══ Data excerpts

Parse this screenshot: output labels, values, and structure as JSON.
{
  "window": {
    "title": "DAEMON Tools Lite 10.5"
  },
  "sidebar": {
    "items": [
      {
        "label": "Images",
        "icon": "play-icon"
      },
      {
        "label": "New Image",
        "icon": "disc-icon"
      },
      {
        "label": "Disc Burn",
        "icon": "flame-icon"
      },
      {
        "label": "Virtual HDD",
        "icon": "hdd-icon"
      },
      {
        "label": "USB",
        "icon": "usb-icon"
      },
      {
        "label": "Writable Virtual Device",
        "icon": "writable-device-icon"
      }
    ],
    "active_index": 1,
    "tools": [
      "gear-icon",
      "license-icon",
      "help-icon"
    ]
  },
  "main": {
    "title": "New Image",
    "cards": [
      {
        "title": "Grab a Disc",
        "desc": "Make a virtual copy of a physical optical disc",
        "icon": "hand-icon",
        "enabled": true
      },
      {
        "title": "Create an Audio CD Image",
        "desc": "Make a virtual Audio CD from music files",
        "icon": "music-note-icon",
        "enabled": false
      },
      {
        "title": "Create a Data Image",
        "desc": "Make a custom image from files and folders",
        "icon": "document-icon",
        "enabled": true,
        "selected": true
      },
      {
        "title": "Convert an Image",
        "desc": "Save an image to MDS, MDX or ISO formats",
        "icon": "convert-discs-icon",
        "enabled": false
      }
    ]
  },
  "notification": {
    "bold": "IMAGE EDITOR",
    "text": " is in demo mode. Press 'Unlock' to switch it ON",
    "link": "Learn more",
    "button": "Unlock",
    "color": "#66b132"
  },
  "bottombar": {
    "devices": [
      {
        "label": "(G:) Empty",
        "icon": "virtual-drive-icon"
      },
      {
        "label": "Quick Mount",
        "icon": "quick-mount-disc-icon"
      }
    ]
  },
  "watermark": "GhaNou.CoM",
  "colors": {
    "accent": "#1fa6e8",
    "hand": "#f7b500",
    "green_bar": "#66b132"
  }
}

════
══ Data excerpts

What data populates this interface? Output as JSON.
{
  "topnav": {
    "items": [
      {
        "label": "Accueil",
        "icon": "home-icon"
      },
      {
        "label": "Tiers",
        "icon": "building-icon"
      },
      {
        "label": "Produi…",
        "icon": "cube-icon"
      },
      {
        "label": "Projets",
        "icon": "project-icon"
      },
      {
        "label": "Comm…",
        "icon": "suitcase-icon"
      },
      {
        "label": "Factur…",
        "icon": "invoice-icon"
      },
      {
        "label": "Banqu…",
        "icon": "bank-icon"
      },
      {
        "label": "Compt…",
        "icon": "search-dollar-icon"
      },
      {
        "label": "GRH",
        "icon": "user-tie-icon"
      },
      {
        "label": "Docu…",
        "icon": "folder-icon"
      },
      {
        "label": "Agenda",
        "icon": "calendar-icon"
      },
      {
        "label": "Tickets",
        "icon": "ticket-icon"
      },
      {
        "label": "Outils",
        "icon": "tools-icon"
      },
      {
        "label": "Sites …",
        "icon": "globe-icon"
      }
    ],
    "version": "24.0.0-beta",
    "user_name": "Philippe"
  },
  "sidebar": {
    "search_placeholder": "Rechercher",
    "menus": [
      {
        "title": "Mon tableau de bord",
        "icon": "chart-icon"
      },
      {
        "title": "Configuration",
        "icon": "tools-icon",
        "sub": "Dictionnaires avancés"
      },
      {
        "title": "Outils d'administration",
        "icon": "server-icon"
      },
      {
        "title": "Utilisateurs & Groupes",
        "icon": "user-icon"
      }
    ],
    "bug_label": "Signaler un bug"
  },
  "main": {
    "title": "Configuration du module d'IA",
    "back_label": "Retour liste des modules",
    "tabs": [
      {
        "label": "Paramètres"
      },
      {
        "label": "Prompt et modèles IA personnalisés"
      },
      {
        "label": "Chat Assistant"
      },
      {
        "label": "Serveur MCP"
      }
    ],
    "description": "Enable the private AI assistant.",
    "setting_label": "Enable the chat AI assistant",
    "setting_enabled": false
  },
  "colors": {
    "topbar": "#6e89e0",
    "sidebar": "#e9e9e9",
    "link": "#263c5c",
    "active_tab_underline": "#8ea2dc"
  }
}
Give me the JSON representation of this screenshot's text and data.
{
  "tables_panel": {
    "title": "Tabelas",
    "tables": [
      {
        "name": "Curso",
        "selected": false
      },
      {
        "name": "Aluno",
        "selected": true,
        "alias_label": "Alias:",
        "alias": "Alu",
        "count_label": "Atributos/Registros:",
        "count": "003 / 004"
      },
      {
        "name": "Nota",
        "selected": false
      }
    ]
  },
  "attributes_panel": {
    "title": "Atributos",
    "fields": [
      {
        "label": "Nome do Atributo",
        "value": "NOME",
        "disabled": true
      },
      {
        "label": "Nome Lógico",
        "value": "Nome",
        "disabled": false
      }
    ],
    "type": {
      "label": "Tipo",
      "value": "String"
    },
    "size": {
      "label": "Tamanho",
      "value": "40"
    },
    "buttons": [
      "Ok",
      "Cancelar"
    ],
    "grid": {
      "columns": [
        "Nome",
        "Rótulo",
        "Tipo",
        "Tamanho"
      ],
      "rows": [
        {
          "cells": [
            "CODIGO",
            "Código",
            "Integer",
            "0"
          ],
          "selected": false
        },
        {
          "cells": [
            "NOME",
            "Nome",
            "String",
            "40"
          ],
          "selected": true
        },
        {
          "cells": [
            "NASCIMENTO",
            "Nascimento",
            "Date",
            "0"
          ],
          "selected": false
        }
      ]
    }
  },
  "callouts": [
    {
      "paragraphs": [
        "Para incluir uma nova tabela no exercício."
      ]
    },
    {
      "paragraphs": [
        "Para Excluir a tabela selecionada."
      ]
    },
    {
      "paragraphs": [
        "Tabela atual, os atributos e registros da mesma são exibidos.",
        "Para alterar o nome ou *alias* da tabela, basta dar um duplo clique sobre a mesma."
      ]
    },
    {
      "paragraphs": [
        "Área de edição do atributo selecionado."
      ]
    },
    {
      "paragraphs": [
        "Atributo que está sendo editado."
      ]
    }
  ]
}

════
══ Data excerpts

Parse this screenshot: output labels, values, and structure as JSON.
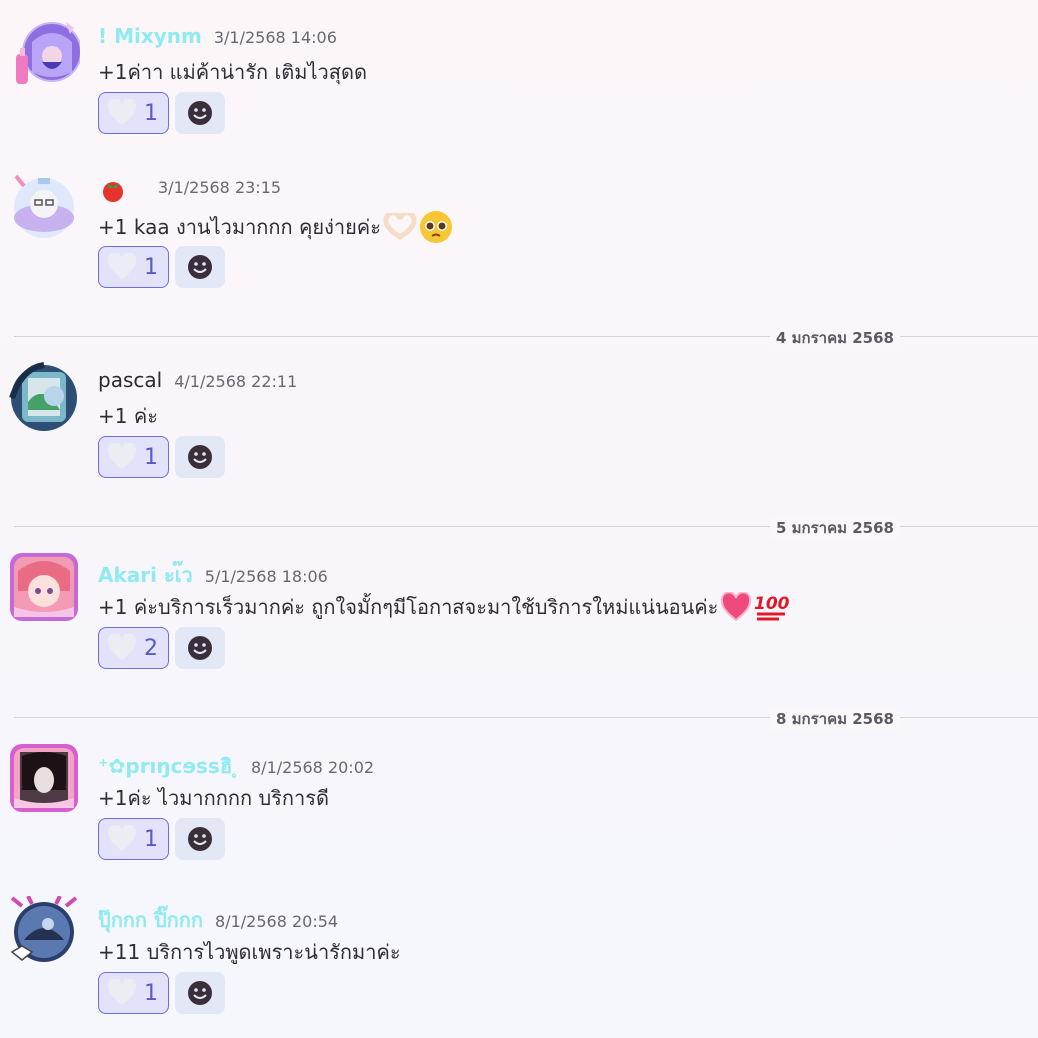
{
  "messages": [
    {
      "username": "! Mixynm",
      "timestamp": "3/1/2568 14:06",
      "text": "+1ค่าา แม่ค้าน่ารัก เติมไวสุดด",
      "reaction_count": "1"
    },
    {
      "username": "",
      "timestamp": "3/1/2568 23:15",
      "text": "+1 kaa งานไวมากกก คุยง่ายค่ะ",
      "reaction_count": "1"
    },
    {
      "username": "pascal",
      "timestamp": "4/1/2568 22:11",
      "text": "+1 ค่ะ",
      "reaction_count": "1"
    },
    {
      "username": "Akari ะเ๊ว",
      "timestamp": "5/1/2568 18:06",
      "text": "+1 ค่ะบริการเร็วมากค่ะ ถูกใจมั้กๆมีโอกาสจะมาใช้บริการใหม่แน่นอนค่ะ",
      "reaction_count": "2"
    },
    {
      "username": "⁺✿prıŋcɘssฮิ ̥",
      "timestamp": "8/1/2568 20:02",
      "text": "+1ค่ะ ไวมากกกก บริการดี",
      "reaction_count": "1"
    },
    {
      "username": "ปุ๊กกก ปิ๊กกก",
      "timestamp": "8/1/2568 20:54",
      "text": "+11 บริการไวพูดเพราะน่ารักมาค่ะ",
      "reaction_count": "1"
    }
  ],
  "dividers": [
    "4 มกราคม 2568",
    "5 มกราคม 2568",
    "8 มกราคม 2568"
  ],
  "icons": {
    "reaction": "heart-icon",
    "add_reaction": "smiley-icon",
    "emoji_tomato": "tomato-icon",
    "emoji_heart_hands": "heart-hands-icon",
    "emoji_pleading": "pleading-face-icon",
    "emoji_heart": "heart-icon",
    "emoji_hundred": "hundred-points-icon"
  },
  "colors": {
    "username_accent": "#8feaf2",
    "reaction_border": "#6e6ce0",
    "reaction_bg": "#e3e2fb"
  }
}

════

■ Task instructions
List all lines holding the string "Unlock".

■ Answer below
    "text": " is in demo mode. Press 'Unlock' to switch it ON",
    "button": "Unlock",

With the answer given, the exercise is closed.